# TASK STATEMENT:
Check every line below for the string "提示音工具", and copy the lines that contain it.

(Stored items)
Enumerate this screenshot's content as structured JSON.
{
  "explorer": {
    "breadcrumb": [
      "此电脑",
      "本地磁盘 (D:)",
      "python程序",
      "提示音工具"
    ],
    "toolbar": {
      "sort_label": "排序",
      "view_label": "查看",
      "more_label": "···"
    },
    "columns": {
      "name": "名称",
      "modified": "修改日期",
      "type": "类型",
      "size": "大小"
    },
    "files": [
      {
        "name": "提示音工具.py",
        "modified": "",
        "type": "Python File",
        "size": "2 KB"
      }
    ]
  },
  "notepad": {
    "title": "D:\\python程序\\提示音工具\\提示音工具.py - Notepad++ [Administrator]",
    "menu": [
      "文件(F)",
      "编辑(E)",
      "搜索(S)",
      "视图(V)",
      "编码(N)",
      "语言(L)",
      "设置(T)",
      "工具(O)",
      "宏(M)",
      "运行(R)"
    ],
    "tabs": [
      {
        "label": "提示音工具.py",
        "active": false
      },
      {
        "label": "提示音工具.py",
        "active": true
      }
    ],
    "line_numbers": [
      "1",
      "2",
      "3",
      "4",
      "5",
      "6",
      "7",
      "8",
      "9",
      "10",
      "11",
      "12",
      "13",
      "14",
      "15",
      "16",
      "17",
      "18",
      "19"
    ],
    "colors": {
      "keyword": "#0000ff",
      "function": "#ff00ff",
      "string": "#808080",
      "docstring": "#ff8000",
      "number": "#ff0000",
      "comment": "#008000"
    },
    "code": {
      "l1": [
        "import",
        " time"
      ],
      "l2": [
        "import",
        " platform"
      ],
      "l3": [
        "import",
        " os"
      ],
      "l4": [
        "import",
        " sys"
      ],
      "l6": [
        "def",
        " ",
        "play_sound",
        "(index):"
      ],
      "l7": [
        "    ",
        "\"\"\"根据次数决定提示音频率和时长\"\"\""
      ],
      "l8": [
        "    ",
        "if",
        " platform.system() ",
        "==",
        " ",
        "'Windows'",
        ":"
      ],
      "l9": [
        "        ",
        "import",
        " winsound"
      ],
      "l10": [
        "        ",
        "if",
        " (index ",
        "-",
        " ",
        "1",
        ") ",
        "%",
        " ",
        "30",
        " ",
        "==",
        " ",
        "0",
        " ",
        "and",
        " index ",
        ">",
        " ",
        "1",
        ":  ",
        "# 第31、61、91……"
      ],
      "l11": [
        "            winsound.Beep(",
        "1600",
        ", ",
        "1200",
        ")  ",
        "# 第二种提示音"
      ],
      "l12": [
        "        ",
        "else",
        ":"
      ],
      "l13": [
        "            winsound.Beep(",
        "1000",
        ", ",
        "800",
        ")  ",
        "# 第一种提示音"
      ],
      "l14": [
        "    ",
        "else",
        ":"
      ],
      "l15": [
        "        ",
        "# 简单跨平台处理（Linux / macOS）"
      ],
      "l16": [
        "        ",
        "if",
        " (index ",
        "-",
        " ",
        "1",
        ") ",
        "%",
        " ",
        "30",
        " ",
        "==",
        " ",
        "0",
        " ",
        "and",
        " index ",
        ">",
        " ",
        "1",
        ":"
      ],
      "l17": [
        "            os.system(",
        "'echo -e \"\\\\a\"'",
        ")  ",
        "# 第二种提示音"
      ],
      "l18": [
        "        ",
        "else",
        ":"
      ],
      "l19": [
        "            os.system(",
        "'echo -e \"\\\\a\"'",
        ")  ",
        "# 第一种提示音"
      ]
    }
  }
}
* * *
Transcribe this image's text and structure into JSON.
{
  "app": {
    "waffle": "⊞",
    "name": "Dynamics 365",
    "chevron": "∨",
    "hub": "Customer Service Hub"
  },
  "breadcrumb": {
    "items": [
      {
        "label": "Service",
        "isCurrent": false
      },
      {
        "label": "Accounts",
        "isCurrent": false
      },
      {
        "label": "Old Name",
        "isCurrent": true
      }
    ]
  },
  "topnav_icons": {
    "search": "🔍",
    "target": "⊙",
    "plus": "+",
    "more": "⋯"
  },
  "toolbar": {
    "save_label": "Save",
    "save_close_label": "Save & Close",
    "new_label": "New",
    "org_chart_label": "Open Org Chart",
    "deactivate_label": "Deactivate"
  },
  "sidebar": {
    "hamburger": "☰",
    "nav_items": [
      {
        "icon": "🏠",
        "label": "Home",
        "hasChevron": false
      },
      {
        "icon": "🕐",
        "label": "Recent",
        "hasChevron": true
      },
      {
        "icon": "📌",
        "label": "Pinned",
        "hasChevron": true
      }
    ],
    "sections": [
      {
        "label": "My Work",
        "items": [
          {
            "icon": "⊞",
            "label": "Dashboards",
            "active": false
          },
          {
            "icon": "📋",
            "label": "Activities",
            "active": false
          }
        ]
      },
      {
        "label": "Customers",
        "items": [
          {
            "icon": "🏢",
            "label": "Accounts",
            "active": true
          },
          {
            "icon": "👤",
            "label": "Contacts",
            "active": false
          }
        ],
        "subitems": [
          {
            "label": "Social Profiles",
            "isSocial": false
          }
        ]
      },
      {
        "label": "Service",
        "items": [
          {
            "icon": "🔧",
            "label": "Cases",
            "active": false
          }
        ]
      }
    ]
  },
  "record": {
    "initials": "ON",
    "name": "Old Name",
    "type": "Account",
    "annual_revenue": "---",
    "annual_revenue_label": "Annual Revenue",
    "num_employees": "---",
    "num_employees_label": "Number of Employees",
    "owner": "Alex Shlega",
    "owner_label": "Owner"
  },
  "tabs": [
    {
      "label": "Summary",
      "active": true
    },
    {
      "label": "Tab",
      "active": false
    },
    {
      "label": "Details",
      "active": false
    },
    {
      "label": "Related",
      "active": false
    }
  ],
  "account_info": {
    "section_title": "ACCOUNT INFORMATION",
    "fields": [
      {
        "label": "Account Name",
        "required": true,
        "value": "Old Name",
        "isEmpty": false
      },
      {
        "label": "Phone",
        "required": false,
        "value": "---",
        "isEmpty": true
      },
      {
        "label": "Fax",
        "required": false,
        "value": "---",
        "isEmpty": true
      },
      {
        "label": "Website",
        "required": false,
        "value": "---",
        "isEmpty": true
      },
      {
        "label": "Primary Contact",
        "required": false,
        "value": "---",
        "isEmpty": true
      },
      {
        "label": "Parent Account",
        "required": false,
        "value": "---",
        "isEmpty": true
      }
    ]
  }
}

# THE COMPLETED TASK:
      "提示音工具"
        "name": "提示音工具.py",
    "title": "D:\\python程序\\提示音工具\\提示音工具.py - Notepad++ [Administrator]",
        "label": "提示音工具.py",
        "label": "提示音工具.py",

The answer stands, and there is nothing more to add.